Goal: Copy out every line of the records below verbatim.

'''

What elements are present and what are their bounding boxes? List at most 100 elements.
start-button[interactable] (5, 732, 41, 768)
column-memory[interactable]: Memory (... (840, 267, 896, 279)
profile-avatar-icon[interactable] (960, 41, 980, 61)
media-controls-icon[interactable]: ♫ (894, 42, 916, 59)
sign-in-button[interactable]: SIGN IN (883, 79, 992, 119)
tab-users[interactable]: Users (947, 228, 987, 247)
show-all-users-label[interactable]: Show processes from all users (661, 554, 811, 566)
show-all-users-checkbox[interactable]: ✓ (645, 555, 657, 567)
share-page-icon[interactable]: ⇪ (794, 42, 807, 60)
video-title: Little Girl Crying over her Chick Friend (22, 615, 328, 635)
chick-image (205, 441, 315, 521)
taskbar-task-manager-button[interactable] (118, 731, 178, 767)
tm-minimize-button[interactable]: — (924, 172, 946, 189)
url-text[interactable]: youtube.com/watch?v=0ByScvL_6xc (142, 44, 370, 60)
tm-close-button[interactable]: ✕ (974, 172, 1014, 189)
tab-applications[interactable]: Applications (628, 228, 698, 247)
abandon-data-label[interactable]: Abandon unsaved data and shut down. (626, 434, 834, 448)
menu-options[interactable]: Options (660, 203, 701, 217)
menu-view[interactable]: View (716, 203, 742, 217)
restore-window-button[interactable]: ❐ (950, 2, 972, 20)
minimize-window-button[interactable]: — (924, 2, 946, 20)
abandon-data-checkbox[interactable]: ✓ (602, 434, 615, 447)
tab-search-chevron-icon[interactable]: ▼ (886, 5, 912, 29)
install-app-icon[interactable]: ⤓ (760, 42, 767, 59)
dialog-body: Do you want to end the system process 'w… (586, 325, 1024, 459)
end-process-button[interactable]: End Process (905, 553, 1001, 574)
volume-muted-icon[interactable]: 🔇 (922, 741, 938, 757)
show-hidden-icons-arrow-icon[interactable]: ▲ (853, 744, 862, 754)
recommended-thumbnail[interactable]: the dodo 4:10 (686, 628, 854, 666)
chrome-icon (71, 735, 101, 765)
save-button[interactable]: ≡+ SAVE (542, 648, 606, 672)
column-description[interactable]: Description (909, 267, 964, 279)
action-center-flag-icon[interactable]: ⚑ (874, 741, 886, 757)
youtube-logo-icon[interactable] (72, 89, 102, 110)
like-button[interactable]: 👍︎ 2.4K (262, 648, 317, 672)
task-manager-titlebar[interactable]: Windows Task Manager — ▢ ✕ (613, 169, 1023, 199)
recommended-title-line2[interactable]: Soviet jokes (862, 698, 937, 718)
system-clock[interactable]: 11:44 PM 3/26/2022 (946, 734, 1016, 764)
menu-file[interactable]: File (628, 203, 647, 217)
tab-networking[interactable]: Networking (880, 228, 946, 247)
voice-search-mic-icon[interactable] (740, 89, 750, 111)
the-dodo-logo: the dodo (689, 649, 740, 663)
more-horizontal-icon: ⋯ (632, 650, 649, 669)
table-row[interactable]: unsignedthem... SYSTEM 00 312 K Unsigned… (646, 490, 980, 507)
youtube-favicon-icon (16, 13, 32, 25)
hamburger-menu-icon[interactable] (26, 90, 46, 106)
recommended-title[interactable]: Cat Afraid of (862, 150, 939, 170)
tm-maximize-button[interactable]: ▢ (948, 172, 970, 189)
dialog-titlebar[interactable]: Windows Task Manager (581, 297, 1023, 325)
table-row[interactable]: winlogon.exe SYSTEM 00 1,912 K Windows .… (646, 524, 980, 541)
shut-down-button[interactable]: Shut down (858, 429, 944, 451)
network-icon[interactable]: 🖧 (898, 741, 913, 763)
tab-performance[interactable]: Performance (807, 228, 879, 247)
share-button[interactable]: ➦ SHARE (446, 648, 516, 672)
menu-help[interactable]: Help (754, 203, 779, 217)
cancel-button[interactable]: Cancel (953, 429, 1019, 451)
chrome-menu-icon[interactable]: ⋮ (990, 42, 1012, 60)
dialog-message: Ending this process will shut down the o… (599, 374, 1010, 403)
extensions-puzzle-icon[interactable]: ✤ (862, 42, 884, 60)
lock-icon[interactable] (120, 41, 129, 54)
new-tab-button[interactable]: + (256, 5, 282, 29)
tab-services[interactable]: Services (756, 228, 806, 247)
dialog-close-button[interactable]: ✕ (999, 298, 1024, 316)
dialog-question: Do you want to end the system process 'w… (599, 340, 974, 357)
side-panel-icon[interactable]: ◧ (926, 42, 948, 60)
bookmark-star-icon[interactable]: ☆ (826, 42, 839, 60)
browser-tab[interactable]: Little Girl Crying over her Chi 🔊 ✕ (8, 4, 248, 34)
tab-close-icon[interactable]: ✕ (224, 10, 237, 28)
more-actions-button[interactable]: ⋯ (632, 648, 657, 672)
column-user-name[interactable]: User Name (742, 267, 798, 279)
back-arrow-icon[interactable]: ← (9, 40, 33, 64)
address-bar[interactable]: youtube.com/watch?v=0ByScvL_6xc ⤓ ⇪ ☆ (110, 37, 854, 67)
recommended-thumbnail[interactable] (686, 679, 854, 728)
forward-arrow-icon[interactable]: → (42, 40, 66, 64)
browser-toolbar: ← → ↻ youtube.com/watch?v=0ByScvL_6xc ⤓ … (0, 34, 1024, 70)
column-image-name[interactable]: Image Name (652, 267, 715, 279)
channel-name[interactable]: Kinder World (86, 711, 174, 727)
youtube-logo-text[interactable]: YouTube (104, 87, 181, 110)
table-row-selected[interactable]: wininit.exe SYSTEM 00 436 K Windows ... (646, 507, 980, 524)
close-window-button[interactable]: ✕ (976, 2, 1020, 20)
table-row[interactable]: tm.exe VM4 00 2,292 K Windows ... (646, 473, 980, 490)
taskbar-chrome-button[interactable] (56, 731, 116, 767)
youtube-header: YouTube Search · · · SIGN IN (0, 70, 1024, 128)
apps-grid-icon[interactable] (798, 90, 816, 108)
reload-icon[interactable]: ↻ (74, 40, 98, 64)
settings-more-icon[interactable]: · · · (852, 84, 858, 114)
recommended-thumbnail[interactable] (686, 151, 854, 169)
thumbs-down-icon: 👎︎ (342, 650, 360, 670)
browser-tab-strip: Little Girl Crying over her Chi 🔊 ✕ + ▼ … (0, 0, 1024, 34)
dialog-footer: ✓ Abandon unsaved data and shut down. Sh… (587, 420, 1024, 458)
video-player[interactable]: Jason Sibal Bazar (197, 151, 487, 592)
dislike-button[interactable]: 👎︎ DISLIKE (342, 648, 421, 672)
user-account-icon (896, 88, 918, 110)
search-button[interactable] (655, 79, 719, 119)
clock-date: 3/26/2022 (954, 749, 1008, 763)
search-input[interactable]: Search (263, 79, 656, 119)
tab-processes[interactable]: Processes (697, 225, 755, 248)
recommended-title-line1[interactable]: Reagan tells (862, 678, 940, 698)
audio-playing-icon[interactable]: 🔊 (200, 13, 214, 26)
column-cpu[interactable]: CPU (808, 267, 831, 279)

'''

Exercise response:
What elements are present and what are their bounding boxes? List at most 100 elements.
start-button[interactable] (5, 732, 41, 768)
column-memory[interactable]: Memory (... (840, 267, 896, 279)
profile-avatar-icon[interactable] (960, 41, 980, 61)
media-controls-icon[interactable]: ♫ (894, 42, 916, 59)
sign-in-button[interactable]: SIGN IN (883, 79, 992, 119)
tab-users[interactable]: Users (947, 228, 987, 247)
show-all-users-label[interactable]: Show processes from all users (661, 554, 811, 566)
show-all-users-checkbox[interactable]: ✓ (645, 555, 657, 567)
share-page-icon[interactable]: ⇪ (794, 42, 807, 60)
video-title: Little Girl Crying over her Chick Friend (22, 615, 328, 635)
chick-image (205, 441, 315, 521)
taskbar-task-manager-button[interactable] (118, 731, 178, 767)
tm-minimize-button[interactable]: — (924, 172, 946, 189)
url-text[interactable]: youtube.com/watch?v=0ByScvL_6xc (142, 44, 370, 60)
tm-close-button[interactable]: ✕ (974, 172, 1014, 189)
tab-applications[interactable]: Applications (628, 228, 698, 247)
abandon-data-label[interactable]: Abandon unsaved data and shut down. (626, 434, 834, 448)
menu-options[interactable]: Options (660, 203, 701, 217)
menu-view[interactable]: View (716, 203, 742, 217)
restore-window-button[interactable]: ❐ (950, 2, 972, 20)
minimize-window-button[interactable]: — (924, 2, 946, 20)
abandon-data-checkbox[interactable]: ✓ (602, 434, 615, 447)
tab-search-chevron-icon[interactable]: ▼ (886, 5, 912, 29)
install-app-icon[interactable]: ⤓ (760, 42, 767, 59)
dialog-body: Do you want to end the system process 'w… (586, 325, 1024, 459)
end-process-button[interactable]: End Process (905, 553, 1001, 574)
volume-muted-icon[interactable]: 🔇 (922, 741, 938, 757)
show-hidden-icons-arrow-icon[interactable]: ▲ (853, 744, 862, 754)
recommended-thumbnail[interactable]: the dodo 4:10 (686, 628, 854, 666)
chrome-icon (71, 735, 101, 765)
save-button[interactable]: ≡+ SAVE (542, 648, 606, 672)
column-description[interactable]: Description (909, 267, 964, 279)
action-center-flag-icon[interactable]: ⚑ (874, 741, 886, 757)
youtube-logo-icon[interactable] (72, 89, 102, 110)
like-button[interactable]: 👍︎ 2.4K (262, 648, 317, 672)
task-manager-titlebar[interactable]: Windows Task Manager — ▢ ✕ (613, 169, 1023, 199)
recommended-title-line2[interactable]: Soviet jokes (862, 698, 937, 718)
system-clock[interactable]: 11:44 PM 3/26/2022 (946, 734, 1016, 764)
menu-file[interactable]: File (628, 203, 647, 217)
tab-networking[interactable]: Networking (880, 228, 946, 247)
voice-search-mic-icon[interactable] (740, 89, 750, 111)
the-dodo-logo: the dodo (689, 649, 740, 663)
more-horizontal-icon: ⋯ (632, 650, 649, 669)
table-row[interactable]: unsignedthem... SYSTEM 00 312 K Unsigned… (646, 490, 980, 507)
youtube-favicon-icon (16, 13, 32, 25)
hamburger-menu-icon[interactable] (26, 90, 46, 106)
recommended-title[interactable]: Cat Afraid of (862, 150, 939, 170)
tm-maximize-button[interactable]: ▢ (948, 172, 970, 189)
dialog-titlebar[interactable]: Windows Task Manager (581, 297, 1023, 325)
table-row[interactable]: winlogon.exe SYSTEM 00 1,912 K Windows .… (646, 524, 980, 541)
shut-down-button[interactable]: Shut down (858, 429, 944, 451)
network-icon[interactable]: 🖧 (898, 741, 913, 763)
tab-performance[interactable]: Performance (807, 228, 879, 247)
share-button[interactable]: ➦ SHARE (446, 648, 516, 672)
menu-help[interactable]: Help (754, 203, 779, 217)
cancel-button[interactable]: Cancel (953, 429, 1019, 451)
chrome-menu-icon[interactable]: ⋮ (990, 42, 1012, 60)
dialog-message: Ending this process will shut down the o… (599, 374, 1010, 403)
extensions-puzzle-icon[interactable]: ✤ (862, 42, 884, 60)
lock-icon[interactable] (120, 41, 129, 54)
new-tab-button[interactable]: + (256, 5, 282, 29)
tab-services[interactable]: Services (756, 228, 806, 247)
dialog-close-button[interactable]: ✕ (999, 298, 1024, 316)
dialog-question: Do you want to end the system process 'w… (599, 340, 974, 357)
side-panel-icon[interactable]: ◧ (926, 42, 948, 60)
bookmark-star-icon[interactable]: ☆ (826, 42, 839, 60)
browser-tab[interactable]: Little Girl Crying over her Chi 🔊 ✕ (8, 4, 248, 34)
tab-close-icon[interactable]: ✕ (224, 10, 237, 28)
more-actions-button[interactable]: ⋯ (632, 648, 657, 672)
column-user-name[interactable]: User Name (742, 267, 798, 279)
back-arrow-icon[interactable]: ← (9, 40, 33, 64)
address-bar[interactable]: youtube.com/watch?v=0ByScvL_6xc ⤓ ⇪ ☆ (110, 37, 854, 67)
recommended-thumbnail[interactable] (686, 679, 854, 728)
forward-arrow-icon[interactable]: → (42, 40, 66, 64)
browser-toolbar: ← → ↻ youtube.com/watch?v=0ByScvL_6xc ⤓ … (0, 34, 1024, 70)
column-image-name[interactable]: Image Name (652, 267, 715, 279)
channel-name[interactable]: Kinder World (86, 711, 174, 727)
youtube-logo-text[interactable]: YouTube (104, 87, 181, 110)
table-row-selected[interactable]: wininit.exe SYSTEM 00 436 K Windows ... (646, 507, 980, 524)
close-window-button[interactable]: ✕ (976, 2, 1020, 20)
table-row[interactable]: tm.exe VM4 00 2,292 K Windows ... (646, 473, 980, 490)
taskbar-chrome-button[interactable] (56, 731, 116, 767)
youtube-header: YouTube Search · · · SIGN IN (0, 70, 1024, 128)
apps-grid-icon[interactable] (798, 90, 816, 108)
reload-icon[interactable]: ↻ (74, 40, 98, 64)
settings-more-icon[interactable]: · · · (852, 84, 858, 114)
recommended-thumbnail[interactable] (686, 151, 854, 169)
thumbs-down-icon: 👎︎ (342, 650, 360, 670)
browser-tab-strip: Little Girl Crying over her Chi 🔊 ✕ + ▼ … (0, 0, 1024, 34)
dialog-footer: ✓ Abandon unsaved data and shut down. Sh… (587, 420, 1024, 458)
video-player[interactable]: Jason Sibal Bazar (197, 151, 487, 592)
dislike-button[interactable]: 👎︎ DISLIKE (342, 648, 421, 672)
user-account-icon (896, 88, 918, 110)
search-button[interactable] (655, 79, 719, 119)
clock-date: 3/26/2022 (954, 749, 1008, 763)
search-input[interactable]: Search (263, 79, 656, 119)
tab-processes[interactable]: Processes (697, 225, 755, 248)
recommended-title-line1[interactable]: Reagan tells (862, 678, 940, 698)
audio-playing-icon[interactable]: 🔊 (200, 13, 214, 26)
column-cpu[interactable]: CPU (808, 267, 831, 279)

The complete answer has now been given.